▶ [REQUEST] Print all of the lines exactly. Any picture among them stays out.

Data records
--- BEGIN ---
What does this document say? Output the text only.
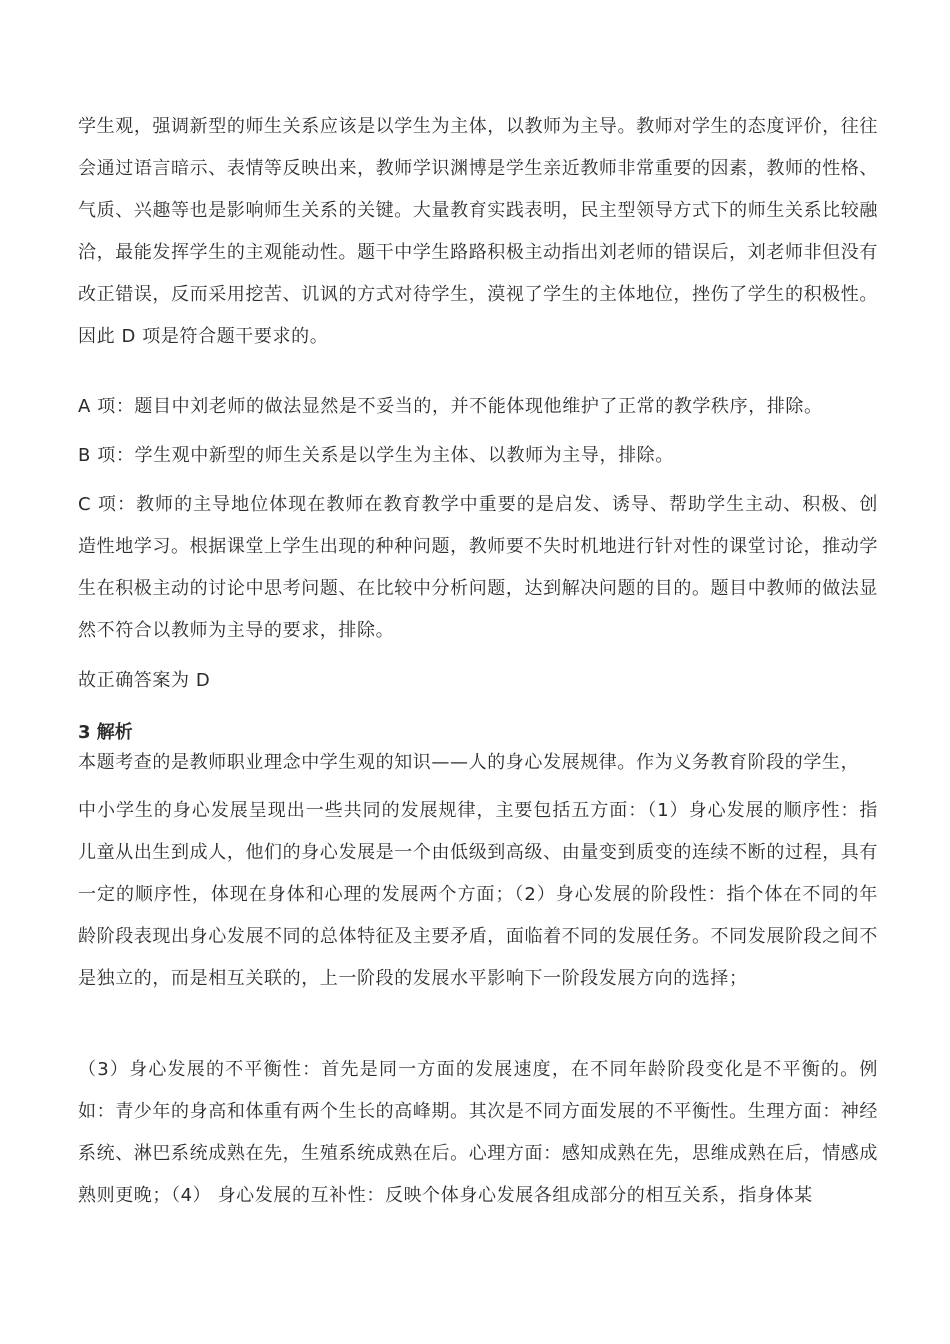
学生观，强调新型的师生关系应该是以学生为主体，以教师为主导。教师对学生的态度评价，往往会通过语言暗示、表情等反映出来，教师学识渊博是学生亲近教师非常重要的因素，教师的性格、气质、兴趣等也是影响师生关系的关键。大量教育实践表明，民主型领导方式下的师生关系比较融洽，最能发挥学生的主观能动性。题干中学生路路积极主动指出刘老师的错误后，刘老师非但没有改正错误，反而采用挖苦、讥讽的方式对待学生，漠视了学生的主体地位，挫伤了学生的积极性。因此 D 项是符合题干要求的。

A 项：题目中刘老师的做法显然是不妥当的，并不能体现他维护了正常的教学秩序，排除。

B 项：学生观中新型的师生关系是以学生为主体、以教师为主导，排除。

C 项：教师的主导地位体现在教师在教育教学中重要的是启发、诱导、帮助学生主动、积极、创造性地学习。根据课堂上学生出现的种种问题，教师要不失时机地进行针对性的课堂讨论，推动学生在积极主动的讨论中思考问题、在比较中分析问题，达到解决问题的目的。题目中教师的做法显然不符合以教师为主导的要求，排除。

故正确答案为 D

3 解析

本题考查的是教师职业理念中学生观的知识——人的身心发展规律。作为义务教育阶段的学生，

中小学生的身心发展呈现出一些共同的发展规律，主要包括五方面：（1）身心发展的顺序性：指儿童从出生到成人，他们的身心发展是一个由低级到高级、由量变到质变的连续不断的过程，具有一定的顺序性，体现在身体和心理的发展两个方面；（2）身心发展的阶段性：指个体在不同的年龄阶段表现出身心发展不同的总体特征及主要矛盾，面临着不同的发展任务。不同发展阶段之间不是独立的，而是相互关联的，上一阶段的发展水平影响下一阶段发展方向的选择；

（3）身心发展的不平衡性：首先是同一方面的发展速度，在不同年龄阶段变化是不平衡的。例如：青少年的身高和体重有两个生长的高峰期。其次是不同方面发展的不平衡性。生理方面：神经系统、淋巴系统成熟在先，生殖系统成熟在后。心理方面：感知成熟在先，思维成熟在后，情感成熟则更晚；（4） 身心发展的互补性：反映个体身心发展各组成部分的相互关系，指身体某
--- END ---
▶ [WRITTEN ANSWER]
What does this document say? Output the text only.
学生观，强调新型的师生关系应该是以学生为主体，以教师为主导。教师对学生的态度评价，往往会通过语言暗示、表情等反映出来，教师学识渊博是学生亲近教师非常重要的因素，教师的性格、气质、兴趣等也是影响师生关系的关键。大量教育实践表明，民主型领导方式下的师生关系比较融洽，最能发挥学生的主观能动性。题干中学生路路积极主动指出刘老师的错误后，刘老师非但没有改正错误，反而采用挖苦、讥讽的方式对待学生，漠视了学生的主体地位，挫伤了学生的积极性。因此 D 项是符合题干要求的。

A 项：题目中刘老师的做法显然是不妥当的，并不能体现他维护了正常的教学秩序，排除。

B 项：学生观中新型的师生关系是以学生为主体、以教师为主导，排除。

C 项：教师的主导地位体现在教师在教育教学中重要的是启发、诱导、帮助学生主动、积极、创造性地学习。根据课堂上学生出现的种种问题，教师要不失时机地进行针对性的课堂讨论，推动学生在积极主动的讨论中思考问题、在比较中分析问题，达到解决问题的目的。题目中教师的做法显然不符合以教师为主导的要求，排除。

故正确答案为 D

3 解析

本题考查的是教师职业理念中学生观的知识——人的身心发展规律。作为义务教育阶段的学生，

中小学生的身心发展呈现出一些共同的发展规律，主要包括五方面：（1）身心发展的顺序性：指儿童从出生到成人，他们的身心发展是一个由低级到高级、由量变到质变的连续不断的过程，具有一定的顺序性，体现在身体和心理的发展两个方面；（2）身心发展的阶段性：指个体在不同的年龄阶段表现出身心发展不同的总体特征及主要矛盾，面临着不同的发展任务。不同发展阶段之间不是独立的，而是相互关联的，上一阶段的发展水平影响下一阶段发展方向的选择；

（3）身心发展的不平衡性：首先是同一方面的发展速度，在不同年龄阶段变化是不平衡的。例如：青少年的身高和体重有两个生长的高峰期。其次是不同方面发展的不平衡性。生理方面：神经系统、淋巴系统成熟在先，生殖系统成熟在后。心理方面：感知成熟在先，思维成熟在后，情感成熟则更晚；（4） 身心发展的互补性：反映个体身心发展各组成部分的相互关系，指身体某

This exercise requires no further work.